> [BRIEF] Put the lines of the listing below into a JSON list of strings, one string per line and with blank lines left out, starting at the line that contains "candle-body xyxy=(304,309,312,431)" and ending at the line that contains "candle-body xyxy=(112,54,120,76)", both included.

## begin MATERIAL PROVIDED

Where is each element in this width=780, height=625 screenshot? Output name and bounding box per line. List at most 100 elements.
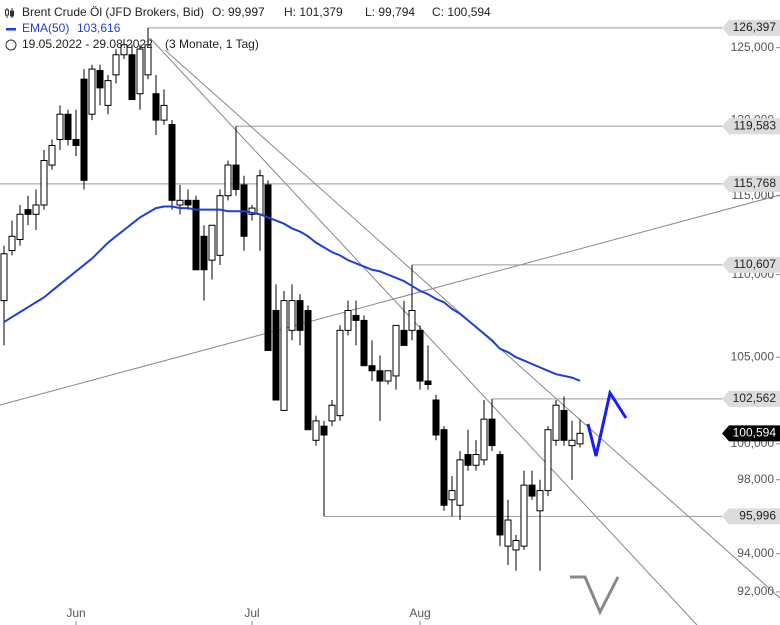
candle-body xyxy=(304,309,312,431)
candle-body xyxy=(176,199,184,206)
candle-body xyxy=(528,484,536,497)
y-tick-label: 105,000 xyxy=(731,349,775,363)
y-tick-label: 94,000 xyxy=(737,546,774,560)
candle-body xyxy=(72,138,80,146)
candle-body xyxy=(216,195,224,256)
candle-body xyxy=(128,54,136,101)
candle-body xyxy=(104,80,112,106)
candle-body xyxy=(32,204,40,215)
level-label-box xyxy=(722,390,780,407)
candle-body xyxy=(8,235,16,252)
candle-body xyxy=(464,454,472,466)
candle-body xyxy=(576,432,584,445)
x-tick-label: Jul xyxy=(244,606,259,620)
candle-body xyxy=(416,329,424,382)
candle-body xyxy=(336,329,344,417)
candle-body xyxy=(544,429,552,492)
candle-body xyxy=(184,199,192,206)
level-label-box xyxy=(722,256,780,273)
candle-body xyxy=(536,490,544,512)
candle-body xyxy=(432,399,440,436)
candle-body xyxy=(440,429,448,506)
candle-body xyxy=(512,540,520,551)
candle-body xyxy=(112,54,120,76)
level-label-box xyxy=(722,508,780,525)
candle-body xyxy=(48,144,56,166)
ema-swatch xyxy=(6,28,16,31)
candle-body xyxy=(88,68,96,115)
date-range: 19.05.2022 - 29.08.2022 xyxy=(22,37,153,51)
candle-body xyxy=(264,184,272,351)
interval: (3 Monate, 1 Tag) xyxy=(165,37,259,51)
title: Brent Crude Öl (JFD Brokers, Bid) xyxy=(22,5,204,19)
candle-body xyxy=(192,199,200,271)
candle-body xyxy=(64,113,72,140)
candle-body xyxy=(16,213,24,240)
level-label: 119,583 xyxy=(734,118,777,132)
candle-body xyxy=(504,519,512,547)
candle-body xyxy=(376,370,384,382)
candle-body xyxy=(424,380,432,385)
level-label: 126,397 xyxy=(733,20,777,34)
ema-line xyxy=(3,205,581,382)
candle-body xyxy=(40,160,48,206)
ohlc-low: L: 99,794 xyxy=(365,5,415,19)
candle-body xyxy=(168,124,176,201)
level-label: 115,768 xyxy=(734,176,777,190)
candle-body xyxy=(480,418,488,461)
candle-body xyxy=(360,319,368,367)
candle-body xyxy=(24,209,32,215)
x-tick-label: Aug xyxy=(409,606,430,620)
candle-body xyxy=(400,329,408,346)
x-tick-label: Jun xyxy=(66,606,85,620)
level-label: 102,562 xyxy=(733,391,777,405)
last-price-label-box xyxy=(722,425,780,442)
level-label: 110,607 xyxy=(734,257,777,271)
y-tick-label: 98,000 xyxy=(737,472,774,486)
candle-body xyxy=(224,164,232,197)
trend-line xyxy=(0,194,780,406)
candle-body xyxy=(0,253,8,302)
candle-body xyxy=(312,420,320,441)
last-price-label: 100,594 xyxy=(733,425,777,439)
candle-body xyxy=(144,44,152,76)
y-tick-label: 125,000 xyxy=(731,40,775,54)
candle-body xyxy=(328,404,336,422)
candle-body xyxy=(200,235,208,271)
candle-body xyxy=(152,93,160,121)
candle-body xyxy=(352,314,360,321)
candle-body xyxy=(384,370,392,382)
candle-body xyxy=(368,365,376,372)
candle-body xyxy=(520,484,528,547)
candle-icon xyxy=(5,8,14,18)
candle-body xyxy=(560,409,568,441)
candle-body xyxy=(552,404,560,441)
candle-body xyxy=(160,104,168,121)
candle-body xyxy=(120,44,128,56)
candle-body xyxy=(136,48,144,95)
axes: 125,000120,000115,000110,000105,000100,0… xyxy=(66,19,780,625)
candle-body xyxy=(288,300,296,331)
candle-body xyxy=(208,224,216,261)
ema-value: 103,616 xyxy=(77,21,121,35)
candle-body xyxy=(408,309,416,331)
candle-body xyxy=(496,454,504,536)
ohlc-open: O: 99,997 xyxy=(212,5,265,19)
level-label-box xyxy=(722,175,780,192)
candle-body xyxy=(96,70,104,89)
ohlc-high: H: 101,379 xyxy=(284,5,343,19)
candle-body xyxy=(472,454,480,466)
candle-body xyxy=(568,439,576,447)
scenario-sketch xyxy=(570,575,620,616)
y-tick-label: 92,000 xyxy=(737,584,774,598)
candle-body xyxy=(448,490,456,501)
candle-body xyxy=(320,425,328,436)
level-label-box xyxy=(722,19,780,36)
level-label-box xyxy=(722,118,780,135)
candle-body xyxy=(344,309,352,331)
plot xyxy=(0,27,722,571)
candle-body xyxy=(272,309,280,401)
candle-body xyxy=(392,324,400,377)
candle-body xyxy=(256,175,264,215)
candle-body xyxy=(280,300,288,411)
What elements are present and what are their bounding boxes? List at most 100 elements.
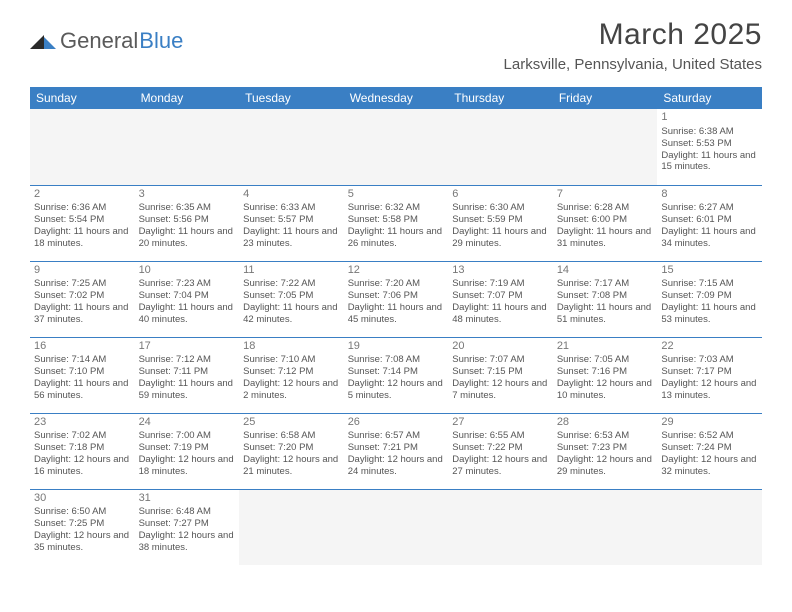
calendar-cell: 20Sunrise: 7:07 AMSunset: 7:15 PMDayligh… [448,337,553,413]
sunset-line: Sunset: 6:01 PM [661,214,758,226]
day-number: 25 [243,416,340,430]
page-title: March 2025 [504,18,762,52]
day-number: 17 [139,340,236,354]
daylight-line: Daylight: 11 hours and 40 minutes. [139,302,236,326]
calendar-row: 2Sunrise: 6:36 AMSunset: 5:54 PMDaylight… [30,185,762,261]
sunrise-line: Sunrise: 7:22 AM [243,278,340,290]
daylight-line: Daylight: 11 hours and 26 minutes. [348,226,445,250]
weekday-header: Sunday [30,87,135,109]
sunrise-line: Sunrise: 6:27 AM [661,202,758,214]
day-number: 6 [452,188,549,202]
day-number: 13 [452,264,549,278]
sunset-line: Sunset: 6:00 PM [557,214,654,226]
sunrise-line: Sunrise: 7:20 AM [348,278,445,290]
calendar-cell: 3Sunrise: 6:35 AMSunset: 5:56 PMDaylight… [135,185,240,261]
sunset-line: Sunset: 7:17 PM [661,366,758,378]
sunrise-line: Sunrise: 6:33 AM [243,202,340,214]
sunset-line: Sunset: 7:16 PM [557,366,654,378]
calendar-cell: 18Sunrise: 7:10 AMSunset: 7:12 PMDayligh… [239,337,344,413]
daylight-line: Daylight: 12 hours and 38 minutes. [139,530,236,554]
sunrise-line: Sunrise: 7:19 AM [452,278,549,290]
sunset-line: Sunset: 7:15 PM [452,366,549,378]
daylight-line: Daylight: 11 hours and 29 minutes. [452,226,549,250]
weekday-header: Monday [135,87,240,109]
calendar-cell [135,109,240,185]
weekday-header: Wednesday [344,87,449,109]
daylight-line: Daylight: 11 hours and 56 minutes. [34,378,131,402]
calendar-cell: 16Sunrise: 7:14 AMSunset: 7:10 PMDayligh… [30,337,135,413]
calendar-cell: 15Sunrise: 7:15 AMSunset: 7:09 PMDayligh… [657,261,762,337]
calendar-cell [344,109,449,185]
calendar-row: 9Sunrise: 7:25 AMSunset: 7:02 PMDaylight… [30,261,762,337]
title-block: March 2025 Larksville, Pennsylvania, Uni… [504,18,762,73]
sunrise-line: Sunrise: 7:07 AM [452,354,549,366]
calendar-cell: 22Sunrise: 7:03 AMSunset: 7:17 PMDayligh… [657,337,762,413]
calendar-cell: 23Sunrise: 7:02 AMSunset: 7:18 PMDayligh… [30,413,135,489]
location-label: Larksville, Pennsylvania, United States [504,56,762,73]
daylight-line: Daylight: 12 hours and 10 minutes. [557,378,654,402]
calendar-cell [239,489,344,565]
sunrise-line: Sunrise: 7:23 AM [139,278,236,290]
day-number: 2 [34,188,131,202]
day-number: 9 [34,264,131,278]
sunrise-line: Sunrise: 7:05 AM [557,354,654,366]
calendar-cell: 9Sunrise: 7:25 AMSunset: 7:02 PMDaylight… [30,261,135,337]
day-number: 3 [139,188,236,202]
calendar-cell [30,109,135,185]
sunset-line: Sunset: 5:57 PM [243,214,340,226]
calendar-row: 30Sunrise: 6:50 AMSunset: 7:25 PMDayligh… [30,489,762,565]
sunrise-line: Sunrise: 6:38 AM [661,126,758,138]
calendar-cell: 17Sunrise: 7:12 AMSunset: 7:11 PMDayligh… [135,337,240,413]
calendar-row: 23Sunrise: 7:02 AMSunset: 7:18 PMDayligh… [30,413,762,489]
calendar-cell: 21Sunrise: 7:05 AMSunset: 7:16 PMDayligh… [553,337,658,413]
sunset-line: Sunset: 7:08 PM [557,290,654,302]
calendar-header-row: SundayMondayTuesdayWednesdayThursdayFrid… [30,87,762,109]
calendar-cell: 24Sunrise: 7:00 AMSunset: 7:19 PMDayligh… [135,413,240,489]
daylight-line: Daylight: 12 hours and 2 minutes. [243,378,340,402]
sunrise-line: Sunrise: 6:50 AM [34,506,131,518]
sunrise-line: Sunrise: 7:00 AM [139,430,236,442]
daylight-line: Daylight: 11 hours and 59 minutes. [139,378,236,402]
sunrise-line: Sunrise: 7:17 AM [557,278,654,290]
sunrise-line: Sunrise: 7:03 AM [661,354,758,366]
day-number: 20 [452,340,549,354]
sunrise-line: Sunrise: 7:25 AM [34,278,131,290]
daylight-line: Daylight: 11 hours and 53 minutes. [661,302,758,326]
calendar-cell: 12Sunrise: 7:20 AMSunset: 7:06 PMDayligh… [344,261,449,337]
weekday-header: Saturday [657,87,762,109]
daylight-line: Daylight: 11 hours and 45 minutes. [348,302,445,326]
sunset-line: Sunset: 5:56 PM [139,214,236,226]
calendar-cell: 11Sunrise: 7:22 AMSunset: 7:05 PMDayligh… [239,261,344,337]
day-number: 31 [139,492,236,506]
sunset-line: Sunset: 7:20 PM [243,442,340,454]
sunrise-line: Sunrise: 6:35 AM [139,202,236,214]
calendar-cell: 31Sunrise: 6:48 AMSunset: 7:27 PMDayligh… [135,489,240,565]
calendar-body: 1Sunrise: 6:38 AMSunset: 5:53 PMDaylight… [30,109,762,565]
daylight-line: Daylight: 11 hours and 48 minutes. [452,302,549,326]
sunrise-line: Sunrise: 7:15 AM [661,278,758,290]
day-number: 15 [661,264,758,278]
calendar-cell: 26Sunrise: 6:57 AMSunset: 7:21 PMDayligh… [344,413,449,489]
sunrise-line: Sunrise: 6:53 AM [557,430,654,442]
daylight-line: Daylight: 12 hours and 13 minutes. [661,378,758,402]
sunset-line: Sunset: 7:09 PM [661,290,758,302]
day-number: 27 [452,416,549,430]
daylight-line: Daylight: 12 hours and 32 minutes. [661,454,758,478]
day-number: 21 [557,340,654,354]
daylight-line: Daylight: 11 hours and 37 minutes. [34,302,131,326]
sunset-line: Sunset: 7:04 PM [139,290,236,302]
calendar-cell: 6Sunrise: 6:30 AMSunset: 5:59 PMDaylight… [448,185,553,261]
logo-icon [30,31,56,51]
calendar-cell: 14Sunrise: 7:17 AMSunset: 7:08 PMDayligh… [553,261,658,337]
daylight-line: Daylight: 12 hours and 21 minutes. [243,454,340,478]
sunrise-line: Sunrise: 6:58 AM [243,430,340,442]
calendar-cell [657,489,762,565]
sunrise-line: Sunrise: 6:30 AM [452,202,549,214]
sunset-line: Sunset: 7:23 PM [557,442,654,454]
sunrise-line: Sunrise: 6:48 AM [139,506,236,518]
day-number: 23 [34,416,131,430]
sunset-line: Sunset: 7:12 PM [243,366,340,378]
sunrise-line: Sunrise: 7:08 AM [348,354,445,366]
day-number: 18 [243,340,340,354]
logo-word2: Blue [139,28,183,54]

## end MATERIAL PROVIDED

> [SOLUTION TO THE PROBLEM]
[
  "candle-body xyxy=(304,309,312,431)",
  "candle-body xyxy=(176,199,184,206)",
  "candle-body xyxy=(528,484,536,497)",
  "y-tick-label: 105,000 xyxy=(731,349,775,363)",
  "y-tick-label: 94,000 xyxy=(737,546,774,560)",
  "candle-body xyxy=(72,138,80,146)",
  "candle-body xyxy=(216,195,224,256)",
  "candle-body xyxy=(128,54,136,101)",
  "candle-body xyxy=(104,80,112,106)",
  "candle-body xyxy=(32,204,40,215)",
  "level-label-box xyxy=(722,390,780,407)",
  "candle-body xyxy=(8,235,16,252)",
  "candle-body xyxy=(464,454,472,466)",
  "candle-body xyxy=(576,432,584,445)",
  "x-tick-label: Jul xyxy=(244,606,259,620)",
  "candle-body xyxy=(416,329,424,382)",
  "candle-body xyxy=(336,329,344,417)",
  "candle-body xyxy=(544,429,552,492)",
  "candle-body xyxy=(184,199,192,206)",
  "level-label-box xyxy=(722,256,780,273)",
  "candle-body xyxy=(536,490,544,512)",
  "candle-body xyxy=(432,399,440,436)",
  "candle-body xyxy=(440,429,448,506)",
  "candle-body xyxy=(512,540,520,551)",
  "candle-body xyxy=(112,54,120,76)"
]